→ What the task asks: Using the records below, locate all lines containing "maka" and return them.

- - - - -

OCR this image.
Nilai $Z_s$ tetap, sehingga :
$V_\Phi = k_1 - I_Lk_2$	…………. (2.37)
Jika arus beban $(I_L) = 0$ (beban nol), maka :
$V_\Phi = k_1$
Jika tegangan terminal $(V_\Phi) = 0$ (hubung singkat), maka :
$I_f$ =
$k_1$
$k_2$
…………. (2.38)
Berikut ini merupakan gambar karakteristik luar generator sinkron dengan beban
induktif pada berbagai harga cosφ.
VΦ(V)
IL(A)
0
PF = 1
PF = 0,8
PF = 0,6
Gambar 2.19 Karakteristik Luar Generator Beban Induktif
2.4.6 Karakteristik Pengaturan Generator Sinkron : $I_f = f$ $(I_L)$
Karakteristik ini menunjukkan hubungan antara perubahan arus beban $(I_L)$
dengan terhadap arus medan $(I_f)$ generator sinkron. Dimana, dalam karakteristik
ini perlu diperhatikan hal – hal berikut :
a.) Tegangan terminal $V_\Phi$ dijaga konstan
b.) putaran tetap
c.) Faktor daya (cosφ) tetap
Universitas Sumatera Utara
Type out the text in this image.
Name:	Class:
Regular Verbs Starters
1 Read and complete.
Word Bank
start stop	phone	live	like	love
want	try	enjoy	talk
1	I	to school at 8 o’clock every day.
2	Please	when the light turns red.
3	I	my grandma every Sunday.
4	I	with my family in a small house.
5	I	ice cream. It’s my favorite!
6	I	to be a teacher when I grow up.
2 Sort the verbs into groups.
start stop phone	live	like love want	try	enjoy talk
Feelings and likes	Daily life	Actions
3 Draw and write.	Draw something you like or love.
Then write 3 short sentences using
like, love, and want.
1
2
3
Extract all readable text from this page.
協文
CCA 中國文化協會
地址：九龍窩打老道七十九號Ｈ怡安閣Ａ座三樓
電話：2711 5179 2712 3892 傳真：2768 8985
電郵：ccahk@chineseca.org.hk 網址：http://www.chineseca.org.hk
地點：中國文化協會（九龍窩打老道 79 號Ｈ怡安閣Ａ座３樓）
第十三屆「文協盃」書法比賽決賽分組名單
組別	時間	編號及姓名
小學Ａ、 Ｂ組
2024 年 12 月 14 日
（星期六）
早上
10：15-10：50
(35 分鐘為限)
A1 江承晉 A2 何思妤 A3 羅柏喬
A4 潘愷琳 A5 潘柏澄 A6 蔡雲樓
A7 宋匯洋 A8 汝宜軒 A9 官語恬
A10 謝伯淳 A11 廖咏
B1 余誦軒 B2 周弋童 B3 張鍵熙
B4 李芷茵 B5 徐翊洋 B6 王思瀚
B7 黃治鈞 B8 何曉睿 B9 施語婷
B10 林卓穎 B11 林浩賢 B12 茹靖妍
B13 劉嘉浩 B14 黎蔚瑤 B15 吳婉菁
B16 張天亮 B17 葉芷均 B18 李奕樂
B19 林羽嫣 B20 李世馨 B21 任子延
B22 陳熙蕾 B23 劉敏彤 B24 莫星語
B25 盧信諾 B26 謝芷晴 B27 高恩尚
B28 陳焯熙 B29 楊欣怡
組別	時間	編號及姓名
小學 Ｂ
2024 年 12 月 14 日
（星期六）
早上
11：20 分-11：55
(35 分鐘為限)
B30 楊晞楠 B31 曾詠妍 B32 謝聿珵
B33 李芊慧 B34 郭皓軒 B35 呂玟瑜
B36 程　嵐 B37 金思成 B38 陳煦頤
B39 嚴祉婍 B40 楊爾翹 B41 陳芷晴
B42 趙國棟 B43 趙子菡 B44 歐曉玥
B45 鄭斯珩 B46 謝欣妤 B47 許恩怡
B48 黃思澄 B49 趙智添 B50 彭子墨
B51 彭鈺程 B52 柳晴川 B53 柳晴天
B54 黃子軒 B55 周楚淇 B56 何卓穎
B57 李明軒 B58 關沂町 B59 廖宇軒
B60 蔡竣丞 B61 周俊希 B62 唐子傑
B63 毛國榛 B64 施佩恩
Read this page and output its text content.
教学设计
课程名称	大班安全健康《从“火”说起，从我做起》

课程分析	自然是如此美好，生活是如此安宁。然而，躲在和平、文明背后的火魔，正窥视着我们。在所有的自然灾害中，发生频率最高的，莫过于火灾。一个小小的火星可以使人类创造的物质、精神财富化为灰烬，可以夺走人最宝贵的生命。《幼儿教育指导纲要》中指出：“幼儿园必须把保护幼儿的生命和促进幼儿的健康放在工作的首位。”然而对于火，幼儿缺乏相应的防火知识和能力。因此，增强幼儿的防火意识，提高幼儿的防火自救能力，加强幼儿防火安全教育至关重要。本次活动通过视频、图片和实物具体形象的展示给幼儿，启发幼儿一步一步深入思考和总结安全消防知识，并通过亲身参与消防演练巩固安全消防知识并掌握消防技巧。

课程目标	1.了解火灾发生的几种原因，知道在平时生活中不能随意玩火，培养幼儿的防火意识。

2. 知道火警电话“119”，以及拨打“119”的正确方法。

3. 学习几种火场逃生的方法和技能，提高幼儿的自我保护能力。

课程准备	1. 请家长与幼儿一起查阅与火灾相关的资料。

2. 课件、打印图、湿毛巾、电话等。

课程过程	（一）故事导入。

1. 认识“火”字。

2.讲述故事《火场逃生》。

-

- - - - -

→ Solution:
Jika arus beban $(I_L) = 0$ (beban nol), maka :
Jika tegangan terminal $(V_\Phi) = 0$ (hubung singkat), maka :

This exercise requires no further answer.